TASK DETAILS: Print the listing below in its entirety, character for character.

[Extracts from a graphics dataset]
------------------------------------

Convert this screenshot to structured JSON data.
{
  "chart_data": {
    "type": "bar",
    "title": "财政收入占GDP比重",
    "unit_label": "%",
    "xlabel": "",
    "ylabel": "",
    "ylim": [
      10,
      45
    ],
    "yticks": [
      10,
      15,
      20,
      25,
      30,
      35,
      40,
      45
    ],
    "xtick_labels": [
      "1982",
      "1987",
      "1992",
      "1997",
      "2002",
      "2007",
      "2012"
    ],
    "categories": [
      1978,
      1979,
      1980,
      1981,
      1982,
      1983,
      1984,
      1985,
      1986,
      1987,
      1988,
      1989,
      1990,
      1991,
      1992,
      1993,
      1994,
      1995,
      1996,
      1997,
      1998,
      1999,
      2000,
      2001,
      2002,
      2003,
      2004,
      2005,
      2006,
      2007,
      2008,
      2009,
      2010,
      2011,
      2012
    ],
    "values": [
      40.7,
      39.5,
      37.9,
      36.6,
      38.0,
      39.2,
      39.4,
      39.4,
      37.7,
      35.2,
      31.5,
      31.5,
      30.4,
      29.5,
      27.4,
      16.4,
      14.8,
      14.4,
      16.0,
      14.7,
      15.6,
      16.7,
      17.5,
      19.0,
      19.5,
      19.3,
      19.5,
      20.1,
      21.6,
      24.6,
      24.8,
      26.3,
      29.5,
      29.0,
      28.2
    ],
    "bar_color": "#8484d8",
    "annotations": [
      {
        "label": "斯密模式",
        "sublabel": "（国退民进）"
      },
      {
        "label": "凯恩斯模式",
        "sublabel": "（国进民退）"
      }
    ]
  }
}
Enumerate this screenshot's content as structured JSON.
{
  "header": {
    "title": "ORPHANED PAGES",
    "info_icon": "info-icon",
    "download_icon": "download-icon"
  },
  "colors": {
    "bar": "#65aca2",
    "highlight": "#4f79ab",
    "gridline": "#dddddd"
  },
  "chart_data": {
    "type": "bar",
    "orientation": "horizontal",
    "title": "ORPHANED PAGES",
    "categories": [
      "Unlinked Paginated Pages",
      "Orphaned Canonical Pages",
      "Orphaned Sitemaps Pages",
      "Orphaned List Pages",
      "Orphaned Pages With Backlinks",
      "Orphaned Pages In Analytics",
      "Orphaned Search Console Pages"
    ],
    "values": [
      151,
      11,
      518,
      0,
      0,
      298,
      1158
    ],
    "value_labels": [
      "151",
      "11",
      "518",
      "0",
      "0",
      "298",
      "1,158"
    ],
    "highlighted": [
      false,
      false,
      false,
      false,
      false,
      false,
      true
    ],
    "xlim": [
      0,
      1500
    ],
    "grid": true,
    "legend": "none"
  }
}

------------------------------------

COMPLETED TASK:
Convert this screenshot to structured JSON data.
{
  "chart_data": {
    "type": "bar",
    "title": "财政收入占GDP比重",
    "unit_label": "%",
    "xlabel": "",
    "ylabel": "",
    "ylim": [
      10,
      45
    ],
    "yticks": [
      10,
      15,
      20,
      25,
      30,
      35,
      40,
      45
    ],
    "xtick_labels": [
      "1982",
      "1987",
      "1992",
      "1997",
      "2002",
      "2007",
      "2012"
    ],
    "categories": [
      1978,
      1979,
      1980,
      1981,
      1982,
      1983,
      1984,
      1985,
      1986,
      1987,
      1988,
      1989,
      1990,
      1991,
      1992,
      1993,
      1994,
      1995,
      1996,
      1997,
      1998,
      1999,
      2000,
      2001,
      2002,
      2003,
      2004,
      2005,
      2006,
      2007,
      2008,
      2009,
      2010,
      2011,
      2012
    ],
    "values": [
      40.7,
      39.5,
      37.9,
      36.6,
      38.0,
      39.2,
      39.4,
      39.4,
      37.7,
      35.2,
      31.5,
      31.5,
      30.4,
      29.5,
      27.4,
      16.4,
      14.8,
      14.4,
      16.0,
      14.7,
      15.6,
      16.7,
      17.5,
      19.0,
      19.5,
      19.3,
      19.5,
      20.1,
      21.6,
      24.6,
      24.8,
      26.3,
      29.5,
      29.0,
      28.2
    ],
    "bar_color": "#8484d8",
    "annotations": [
      {
        "label": "斯密模式",
        "sublabel": "（国退民进）"
      },
      {
        "label": "凯恩斯模式",
        "sublabel": "（国进民退）"
      }
    ]
  }
}
Enumerate this screenshot's content as structured JSON.
{
  "header": {
    "title": "ORPHANED PAGES",
    "info_icon": "info-icon",
    "download_icon": "download-icon"
  },
  "colors": {
    "bar": "#65aca2",
    "highlight": "#4f79ab",
    "gridline": "#dddddd"
  },
  "chart_data": {
    "type": "bar",
    "orientation": "horizontal",
    "title": "ORPHANED PAGES",
    "categories": [
      "Unlinked Paginated Pages",
      "Orphaned Canonical Pages",
      "Orphaned Sitemaps Pages",
      "Orphaned List Pages",
      "Orphaned Pages With Backlinks",
      "Orphaned Pages In Analytics",
      "Orphaned Search Console Pages"
    ],
    "values": [
      151,
      11,
      518,
      0,
      0,
      298,
      1158
    ],
    "value_labels": [
      "151",
      "11",
      "518",
      "0",
      "0",
      "298",
      "1,158"
    ],
    "highlighted": [
      false,
      false,
      false,
      false,
      false,
      false,
      true
    ],
    "xlim": [
      0,
      1500
    ],
    "grid": true,
    "legend": "none"
  }
}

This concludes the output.